▶ What is asked: Return each line of the listing that contains the string "JSON".

▶ Material provided:
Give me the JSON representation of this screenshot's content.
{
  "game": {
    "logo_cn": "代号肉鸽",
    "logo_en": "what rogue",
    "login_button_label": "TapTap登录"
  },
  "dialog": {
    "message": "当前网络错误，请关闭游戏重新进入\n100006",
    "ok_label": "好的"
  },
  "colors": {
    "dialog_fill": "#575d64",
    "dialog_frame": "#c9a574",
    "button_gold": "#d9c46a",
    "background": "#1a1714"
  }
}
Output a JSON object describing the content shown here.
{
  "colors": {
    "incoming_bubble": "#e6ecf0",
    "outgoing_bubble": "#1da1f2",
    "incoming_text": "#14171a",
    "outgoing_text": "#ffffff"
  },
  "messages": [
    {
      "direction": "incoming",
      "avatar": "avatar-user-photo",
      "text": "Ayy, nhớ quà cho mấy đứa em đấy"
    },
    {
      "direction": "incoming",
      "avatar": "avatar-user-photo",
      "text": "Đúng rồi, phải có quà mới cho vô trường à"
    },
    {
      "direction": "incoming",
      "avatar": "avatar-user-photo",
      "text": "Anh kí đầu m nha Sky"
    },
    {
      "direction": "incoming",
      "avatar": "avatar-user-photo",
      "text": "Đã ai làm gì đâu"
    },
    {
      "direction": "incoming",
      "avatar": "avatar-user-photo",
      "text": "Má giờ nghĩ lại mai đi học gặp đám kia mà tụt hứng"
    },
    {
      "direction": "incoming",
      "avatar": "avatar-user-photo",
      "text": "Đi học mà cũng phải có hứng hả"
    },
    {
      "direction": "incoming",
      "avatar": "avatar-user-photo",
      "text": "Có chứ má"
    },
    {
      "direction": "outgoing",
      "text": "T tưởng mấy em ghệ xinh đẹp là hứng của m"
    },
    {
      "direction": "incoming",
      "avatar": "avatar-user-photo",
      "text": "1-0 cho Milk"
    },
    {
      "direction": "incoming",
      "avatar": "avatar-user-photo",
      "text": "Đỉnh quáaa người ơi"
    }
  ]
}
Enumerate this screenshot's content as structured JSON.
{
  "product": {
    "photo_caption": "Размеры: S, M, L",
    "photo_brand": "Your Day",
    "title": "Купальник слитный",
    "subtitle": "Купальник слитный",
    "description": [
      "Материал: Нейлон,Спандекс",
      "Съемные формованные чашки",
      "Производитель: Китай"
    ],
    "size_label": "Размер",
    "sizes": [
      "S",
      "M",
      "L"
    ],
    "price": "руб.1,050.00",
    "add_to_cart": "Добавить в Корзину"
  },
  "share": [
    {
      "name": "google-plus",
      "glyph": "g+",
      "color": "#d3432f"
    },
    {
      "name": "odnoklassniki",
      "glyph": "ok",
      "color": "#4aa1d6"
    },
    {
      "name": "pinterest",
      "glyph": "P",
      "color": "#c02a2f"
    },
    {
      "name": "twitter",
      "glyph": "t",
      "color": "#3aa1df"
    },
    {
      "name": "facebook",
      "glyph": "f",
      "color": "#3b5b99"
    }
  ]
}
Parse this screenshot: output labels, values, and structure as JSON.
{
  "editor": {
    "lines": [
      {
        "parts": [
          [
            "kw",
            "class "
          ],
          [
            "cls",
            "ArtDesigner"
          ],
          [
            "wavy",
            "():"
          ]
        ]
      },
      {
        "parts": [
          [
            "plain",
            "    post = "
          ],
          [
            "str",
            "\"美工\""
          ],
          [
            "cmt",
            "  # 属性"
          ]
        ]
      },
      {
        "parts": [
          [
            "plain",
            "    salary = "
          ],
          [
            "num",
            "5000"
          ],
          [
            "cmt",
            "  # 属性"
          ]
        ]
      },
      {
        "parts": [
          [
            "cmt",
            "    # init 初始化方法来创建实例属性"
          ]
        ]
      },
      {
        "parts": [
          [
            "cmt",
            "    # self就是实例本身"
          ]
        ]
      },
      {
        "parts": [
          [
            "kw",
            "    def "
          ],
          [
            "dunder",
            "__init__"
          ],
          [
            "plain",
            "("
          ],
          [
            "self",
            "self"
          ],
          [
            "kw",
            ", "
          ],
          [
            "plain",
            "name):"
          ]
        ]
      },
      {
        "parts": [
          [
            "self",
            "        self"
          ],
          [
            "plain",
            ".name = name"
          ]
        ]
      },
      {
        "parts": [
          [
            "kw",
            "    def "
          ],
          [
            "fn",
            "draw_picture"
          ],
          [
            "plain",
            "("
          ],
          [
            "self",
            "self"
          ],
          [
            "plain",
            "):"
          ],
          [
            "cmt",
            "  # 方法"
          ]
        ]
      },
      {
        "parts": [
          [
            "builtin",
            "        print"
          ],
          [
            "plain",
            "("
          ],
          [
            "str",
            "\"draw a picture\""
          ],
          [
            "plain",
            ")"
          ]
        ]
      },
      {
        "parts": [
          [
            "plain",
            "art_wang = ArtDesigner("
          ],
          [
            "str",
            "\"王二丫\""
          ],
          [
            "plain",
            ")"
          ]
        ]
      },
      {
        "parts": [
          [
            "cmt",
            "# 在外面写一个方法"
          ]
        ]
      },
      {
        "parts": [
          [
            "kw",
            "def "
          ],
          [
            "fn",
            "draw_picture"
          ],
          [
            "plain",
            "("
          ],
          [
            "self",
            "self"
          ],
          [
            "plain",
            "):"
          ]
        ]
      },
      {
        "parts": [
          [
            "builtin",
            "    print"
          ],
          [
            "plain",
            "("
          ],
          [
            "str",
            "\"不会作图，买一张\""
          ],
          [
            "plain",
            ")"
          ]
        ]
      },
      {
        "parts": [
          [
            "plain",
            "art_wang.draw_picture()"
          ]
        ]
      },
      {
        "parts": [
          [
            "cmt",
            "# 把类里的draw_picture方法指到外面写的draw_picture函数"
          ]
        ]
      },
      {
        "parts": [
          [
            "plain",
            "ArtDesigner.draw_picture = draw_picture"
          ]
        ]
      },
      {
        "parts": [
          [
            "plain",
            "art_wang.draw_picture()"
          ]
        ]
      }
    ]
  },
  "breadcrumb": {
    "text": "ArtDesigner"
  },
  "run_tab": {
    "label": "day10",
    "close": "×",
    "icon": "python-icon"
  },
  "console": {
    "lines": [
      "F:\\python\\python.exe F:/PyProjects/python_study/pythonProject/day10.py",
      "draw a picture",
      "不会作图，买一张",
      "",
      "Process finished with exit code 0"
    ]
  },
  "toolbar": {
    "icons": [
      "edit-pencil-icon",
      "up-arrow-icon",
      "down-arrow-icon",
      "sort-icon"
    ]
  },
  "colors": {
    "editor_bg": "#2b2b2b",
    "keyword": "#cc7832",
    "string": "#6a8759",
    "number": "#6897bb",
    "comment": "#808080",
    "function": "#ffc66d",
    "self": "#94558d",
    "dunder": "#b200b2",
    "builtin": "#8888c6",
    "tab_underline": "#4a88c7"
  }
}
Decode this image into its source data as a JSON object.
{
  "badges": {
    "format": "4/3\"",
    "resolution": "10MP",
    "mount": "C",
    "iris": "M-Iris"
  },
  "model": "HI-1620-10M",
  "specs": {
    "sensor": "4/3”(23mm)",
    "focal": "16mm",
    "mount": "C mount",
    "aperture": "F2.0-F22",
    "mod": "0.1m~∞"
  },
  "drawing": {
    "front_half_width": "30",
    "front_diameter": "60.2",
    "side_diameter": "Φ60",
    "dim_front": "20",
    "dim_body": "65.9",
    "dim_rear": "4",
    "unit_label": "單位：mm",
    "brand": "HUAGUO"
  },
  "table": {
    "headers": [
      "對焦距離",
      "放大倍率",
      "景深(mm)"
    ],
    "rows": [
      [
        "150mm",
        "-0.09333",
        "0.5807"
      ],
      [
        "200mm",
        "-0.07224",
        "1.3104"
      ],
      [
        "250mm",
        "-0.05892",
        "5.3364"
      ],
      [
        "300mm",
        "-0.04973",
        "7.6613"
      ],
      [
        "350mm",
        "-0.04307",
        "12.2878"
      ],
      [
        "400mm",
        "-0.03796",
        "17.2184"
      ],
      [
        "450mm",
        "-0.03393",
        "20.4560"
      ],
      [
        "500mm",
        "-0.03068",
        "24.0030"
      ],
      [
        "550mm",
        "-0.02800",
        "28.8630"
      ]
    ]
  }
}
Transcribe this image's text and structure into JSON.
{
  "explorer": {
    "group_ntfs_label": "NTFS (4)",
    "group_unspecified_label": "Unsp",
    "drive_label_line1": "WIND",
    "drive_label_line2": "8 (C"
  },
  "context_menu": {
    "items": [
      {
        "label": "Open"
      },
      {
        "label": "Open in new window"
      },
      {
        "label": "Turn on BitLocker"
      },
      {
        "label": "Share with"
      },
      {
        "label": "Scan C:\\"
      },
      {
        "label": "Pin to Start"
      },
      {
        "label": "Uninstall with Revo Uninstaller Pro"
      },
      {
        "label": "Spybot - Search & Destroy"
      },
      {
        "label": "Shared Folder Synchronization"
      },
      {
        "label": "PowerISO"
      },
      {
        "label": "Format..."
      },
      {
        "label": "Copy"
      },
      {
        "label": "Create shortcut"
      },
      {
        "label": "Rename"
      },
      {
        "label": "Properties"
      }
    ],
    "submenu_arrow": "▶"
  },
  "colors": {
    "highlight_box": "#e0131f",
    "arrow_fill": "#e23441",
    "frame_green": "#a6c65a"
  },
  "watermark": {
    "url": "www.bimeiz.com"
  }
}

▶ Answer to the task:
Give me the JSON representation of this screenshot's content.
Output a JSON object describing the content shown here.
Enumerate this screenshot's content as structured JSON.
Parse this screenshot: output labels, values, and structure as JSON.
Decode this image into its source data as a JSON object.
Transcribe this image's text and structure into JSON.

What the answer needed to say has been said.